**Text**
%%
Re: Fix race condition in InvalidatePossiblyObsoleteSlot()

Bertrand Drouvot Thu, 15 Feb 2024 03:25:16 -0800

Hi,

On Thu, Feb 15, 2024 at 02:09:45PM +0900, Michael Paquier wrote:
> On Thu, Jan 18, 2024 at 02:20:28PM +0000, Bertrand Drouvot wrote:
> > On Thu, Jan 18, 2024 at 04:59:39PM +0530, Bharath Rupireddy wrote:
> >> I'm not sure if it
> >> can happen at all, but I think we can rely on previous conflict reason
> >> instead of previous effective_xmin/effective_catalog_xmin/restart_lsn.
> > 
> > I'm not sure what you mean here. I think we should still keep the "initial" 
> > LSN
> > so that the next check done with it still makes sense. The previous conflict
> > reason as you're proposing also makes sense to me but for another reason: 
> > PANIC
> > in case the issue still happen (for cases we did not think about, means not
> > covered by what the added previous LSNs are covering).
> 
> Using a PANIC seems like an overreaction to me for this path.  Sure, 
> we should not record twice a conflict reason, but wouldn't an
> assertion be more adapted enough to check that a termination is not
> logged twice for this code path run in the checkpointer?


Thanks for looking at it!

Agree, using an assertion instead in v3 attached.

> 
> +            if (!terminated)
> +            {
> +                initial_restart_lsn = s->data.restart_lsn;
> +                initial_effective_xmin = s->effective_xmin;
> +                initial_catalog_effective_xmin = s->effective_catalog_xmin;
> +            }
> 
> It seems important to document why we are saving this data here; while
> we hold the LWLock for repslots, before we perform any termination,
> and we  want to protect conflict reports with incorrect data if the
> slot data got changed while the lwlock is temporarily released while
> there's a termination.

Yeah, comments added in v3.

> >> 3. Is there a way to reproduce this racy issue, may be by adding some
> >> sleeps or something? If yes, can you share it here, just for the
> >> records and verify the whatever fix provided actually works?
%%
**Stated problem 1**
In the race-condition thread, what does Michael Paquier propose using in place of a PANIC?
**Stated problem 2**
Extend the race-condition thread from the point where it stops.
The rows are not needed.

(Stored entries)
%%
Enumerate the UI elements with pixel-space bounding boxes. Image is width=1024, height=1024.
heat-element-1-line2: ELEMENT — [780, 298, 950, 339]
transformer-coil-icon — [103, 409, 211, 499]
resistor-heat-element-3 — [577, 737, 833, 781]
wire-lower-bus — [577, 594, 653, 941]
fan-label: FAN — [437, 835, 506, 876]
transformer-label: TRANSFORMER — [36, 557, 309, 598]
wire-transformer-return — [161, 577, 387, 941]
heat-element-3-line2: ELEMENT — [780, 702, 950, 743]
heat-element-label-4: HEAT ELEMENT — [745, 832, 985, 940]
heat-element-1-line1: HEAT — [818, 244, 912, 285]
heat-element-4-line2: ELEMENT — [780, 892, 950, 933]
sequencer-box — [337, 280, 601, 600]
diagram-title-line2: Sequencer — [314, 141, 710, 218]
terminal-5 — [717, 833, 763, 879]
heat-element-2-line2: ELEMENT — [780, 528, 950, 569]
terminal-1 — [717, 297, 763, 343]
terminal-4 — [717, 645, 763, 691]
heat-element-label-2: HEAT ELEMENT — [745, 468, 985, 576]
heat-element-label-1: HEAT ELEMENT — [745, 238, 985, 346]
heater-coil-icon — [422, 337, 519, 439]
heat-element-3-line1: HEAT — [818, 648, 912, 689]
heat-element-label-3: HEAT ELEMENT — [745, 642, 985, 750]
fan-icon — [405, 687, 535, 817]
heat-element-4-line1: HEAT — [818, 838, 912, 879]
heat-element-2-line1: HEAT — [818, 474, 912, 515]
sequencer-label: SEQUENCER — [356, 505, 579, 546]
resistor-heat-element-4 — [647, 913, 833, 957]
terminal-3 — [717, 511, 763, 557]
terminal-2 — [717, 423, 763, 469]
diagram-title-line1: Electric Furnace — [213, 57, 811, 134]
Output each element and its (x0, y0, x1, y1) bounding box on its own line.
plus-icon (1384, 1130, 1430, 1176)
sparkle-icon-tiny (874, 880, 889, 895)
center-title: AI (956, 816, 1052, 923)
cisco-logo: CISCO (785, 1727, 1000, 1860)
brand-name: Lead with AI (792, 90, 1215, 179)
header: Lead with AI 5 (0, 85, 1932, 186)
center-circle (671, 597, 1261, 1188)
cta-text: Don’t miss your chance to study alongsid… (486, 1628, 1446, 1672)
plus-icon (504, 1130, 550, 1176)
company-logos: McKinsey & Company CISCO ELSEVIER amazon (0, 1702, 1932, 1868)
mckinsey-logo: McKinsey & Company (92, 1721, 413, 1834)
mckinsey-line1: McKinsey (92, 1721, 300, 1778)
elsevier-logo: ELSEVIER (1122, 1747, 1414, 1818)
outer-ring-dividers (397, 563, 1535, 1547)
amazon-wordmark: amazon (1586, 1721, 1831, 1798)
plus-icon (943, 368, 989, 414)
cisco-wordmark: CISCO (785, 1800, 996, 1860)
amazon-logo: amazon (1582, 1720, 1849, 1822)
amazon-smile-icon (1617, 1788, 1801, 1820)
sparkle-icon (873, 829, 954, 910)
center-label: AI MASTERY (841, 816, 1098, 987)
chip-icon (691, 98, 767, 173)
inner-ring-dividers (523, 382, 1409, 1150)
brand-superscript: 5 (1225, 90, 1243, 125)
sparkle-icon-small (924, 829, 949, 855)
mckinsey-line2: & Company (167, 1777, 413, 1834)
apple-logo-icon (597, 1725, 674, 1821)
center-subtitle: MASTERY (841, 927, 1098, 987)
%%
**Result 1**
An assertion, to check that a termination is not logged twice for this code path run in the checkpointer.

**Result 2**
> > 
> > Alexander was able to reproduce it on a slow machine and the issue was not 
> > there
> > anymore with v1 in place. I think it's tricky to reproduce as it would need 
> > the
> > slot to advance between the 2 checks.
> 
> I'd really want a test for that in the long term.  And an injection
> point stuck between the point where ReplicationSlotControlLock is
> released then re-acquired when there is an active PID should be
> enough, isn't it? 

Yeah, that should be enough.

> For example just after the kill()?  It seems to me
> that we should stuck the checkpointer, perform a forced upgrade of the
> xmins, release the checkpointer and see the effects of the change in
> the second loop.  Now, modules/injection_points/ does not allow that,
> yet, but I've posted a patch among these lines that can stop a process
> and release it using a condition variable (should be 0006 on [1]).  I
> was planning to start a new thread with a patch posted for the next CF
> to add this kind of facility with a regression test for an old bug,
> the patch needs a few hours of love, first.  I should be able to post
> that next week.

Great, that looks like a good idea!

Are we going to fix this on master and 16 stable first and then later on add a
test on master with the injection points?

Regards,

-- 
Bertrand Drouvot
PostgreSQL Contributors Team
RDS Open Source Databases
Amazon Web Services: https://aws.amazon.com

>From eb8bb9eda4c1ea5fe2abe87df66ef2b86cdb2441 Mon Sep 17 00:00:00 2001
From: Bertrand Drouvot <bertranddrouvot...@gmail.com>
Date: Thu, 11 Jan 2024 13:57:53 +0000
Subject: [PATCH v3] Fix race condition in InvalidatePossiblyObsoleteSlot()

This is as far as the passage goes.